What is the number of lines containing "모빌리티"? Give only that number.

────────

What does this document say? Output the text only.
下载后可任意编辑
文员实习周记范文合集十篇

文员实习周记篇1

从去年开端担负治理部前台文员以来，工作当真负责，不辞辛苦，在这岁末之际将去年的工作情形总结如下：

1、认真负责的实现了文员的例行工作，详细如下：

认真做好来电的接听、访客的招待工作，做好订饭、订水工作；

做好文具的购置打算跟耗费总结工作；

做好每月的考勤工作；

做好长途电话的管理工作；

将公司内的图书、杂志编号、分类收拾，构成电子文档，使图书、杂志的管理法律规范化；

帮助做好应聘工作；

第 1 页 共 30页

────────

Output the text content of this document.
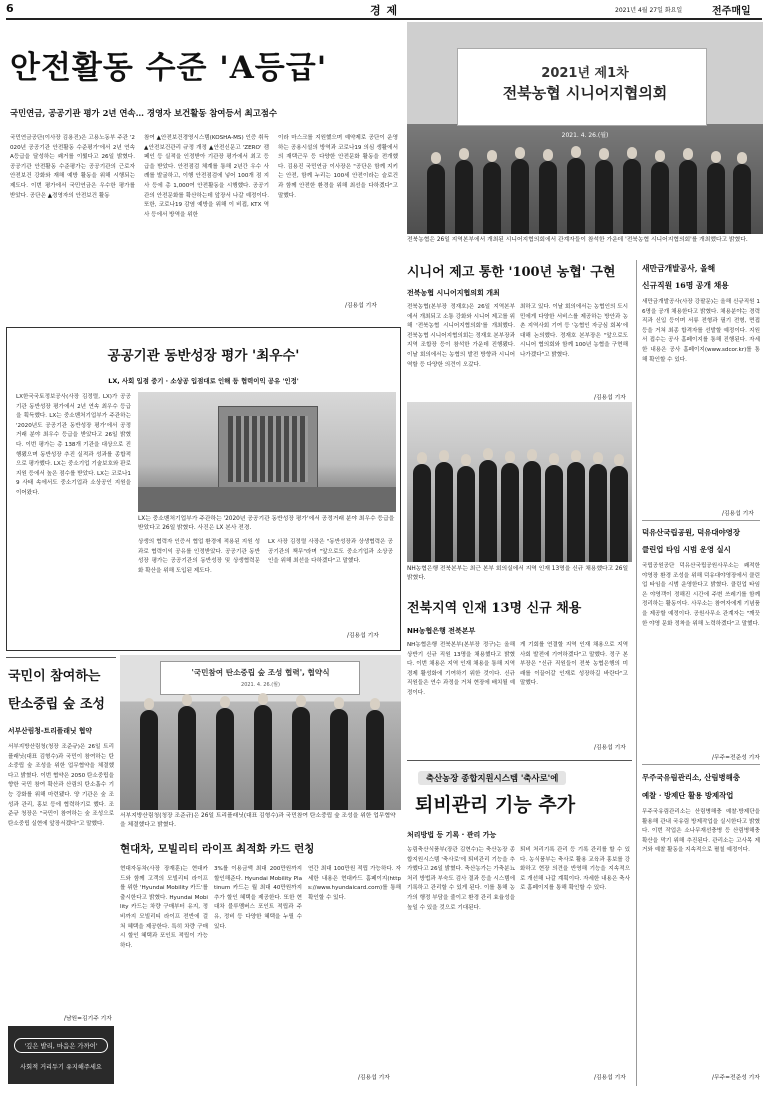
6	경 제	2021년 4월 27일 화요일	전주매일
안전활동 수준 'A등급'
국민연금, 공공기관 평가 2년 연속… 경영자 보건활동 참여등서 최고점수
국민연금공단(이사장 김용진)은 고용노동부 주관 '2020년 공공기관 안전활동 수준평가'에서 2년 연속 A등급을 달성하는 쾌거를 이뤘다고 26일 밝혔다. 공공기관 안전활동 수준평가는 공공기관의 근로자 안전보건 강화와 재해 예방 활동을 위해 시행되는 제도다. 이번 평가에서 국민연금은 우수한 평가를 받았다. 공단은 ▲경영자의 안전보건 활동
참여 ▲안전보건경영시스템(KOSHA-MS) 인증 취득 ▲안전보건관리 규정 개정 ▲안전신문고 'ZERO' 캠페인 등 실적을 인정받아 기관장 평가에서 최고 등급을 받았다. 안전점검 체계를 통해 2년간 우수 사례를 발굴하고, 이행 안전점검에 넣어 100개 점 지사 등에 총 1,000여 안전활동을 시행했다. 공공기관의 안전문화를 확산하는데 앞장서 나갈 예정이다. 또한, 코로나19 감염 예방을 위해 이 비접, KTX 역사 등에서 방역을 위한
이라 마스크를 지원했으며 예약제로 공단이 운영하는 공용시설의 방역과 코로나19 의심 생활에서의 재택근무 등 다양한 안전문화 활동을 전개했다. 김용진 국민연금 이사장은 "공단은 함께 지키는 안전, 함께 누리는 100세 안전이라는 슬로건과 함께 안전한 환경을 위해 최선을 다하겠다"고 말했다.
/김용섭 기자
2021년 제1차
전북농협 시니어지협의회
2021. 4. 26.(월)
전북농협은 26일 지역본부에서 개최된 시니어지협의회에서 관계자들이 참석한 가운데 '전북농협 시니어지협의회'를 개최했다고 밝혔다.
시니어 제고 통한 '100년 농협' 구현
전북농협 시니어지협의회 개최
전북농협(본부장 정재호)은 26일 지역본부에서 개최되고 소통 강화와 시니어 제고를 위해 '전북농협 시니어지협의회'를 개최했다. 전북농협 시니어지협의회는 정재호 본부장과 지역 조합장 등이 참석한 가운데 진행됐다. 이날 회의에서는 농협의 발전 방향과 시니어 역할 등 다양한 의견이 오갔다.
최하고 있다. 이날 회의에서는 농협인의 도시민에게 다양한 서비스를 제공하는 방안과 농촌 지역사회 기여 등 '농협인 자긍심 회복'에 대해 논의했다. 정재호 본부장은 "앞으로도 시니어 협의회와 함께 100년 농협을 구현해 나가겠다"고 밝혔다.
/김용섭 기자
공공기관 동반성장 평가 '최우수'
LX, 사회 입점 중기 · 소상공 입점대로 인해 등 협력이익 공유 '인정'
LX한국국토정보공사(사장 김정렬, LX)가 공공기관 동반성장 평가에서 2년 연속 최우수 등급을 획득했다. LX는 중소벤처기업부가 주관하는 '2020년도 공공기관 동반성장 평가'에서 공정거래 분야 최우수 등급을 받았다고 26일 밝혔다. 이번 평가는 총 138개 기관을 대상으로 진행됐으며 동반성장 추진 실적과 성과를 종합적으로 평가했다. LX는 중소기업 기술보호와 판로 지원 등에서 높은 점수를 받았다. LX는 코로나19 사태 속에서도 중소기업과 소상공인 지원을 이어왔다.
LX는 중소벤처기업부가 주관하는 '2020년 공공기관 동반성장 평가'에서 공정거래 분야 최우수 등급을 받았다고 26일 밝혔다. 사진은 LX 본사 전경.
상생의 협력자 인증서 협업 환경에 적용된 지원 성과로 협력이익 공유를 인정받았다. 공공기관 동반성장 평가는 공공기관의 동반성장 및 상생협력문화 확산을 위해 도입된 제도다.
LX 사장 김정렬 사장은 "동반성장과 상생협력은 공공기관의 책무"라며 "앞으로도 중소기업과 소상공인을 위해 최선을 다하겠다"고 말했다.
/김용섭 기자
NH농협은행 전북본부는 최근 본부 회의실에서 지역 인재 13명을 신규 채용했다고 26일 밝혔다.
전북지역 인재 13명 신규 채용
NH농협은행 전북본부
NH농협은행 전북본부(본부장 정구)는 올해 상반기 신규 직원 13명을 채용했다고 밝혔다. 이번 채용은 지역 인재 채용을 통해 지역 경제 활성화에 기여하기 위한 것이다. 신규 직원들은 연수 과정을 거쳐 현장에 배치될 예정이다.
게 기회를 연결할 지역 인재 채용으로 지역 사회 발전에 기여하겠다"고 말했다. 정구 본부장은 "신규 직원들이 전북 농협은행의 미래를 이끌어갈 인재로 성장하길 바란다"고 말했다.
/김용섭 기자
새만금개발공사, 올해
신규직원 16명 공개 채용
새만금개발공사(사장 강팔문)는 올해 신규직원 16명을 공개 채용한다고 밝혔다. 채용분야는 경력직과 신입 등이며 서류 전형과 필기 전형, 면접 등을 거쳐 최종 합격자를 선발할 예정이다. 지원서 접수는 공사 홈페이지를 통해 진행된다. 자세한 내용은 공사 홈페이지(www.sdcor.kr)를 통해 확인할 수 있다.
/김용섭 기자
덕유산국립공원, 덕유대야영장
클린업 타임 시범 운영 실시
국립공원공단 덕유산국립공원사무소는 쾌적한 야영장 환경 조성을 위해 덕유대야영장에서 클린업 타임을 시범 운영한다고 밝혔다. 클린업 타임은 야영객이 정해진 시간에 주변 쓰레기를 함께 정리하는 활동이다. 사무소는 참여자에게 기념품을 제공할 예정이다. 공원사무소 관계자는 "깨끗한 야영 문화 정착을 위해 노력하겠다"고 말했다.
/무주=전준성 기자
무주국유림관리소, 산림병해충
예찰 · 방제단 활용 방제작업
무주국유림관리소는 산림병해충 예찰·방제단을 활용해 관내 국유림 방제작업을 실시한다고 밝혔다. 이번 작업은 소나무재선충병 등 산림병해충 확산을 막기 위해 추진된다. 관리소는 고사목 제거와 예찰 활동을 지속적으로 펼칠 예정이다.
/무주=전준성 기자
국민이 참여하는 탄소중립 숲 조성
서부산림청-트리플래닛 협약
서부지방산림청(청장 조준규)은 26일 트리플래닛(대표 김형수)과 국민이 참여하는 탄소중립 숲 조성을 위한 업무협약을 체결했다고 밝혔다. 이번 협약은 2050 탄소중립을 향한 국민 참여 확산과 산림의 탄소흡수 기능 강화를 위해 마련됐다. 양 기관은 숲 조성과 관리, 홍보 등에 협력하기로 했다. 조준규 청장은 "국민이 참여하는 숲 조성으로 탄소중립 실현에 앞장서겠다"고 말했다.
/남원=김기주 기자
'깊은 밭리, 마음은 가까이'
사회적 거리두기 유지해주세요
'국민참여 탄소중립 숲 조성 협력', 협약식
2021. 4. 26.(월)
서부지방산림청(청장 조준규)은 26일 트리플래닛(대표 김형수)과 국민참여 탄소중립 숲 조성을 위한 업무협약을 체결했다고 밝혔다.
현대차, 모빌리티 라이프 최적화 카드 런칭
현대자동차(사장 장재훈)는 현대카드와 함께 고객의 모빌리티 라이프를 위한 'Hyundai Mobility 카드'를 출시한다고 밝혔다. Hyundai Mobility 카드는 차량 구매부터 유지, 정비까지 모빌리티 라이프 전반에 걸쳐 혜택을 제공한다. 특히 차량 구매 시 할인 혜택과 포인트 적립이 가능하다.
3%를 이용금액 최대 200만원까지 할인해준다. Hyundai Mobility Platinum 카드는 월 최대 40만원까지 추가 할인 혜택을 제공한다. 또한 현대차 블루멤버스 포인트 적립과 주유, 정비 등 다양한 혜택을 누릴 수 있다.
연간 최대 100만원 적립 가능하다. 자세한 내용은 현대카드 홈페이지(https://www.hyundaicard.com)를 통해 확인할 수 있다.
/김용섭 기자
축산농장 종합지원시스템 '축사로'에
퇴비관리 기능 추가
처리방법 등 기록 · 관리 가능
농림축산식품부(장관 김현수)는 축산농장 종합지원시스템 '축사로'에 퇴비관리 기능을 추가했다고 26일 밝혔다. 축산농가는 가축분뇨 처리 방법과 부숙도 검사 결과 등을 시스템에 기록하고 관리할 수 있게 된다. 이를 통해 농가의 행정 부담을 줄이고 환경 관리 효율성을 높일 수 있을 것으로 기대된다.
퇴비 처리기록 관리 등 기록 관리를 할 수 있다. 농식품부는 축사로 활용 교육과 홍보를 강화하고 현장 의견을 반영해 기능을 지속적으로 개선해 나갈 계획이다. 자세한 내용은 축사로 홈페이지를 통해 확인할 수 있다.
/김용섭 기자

────────

● **Task output**: 2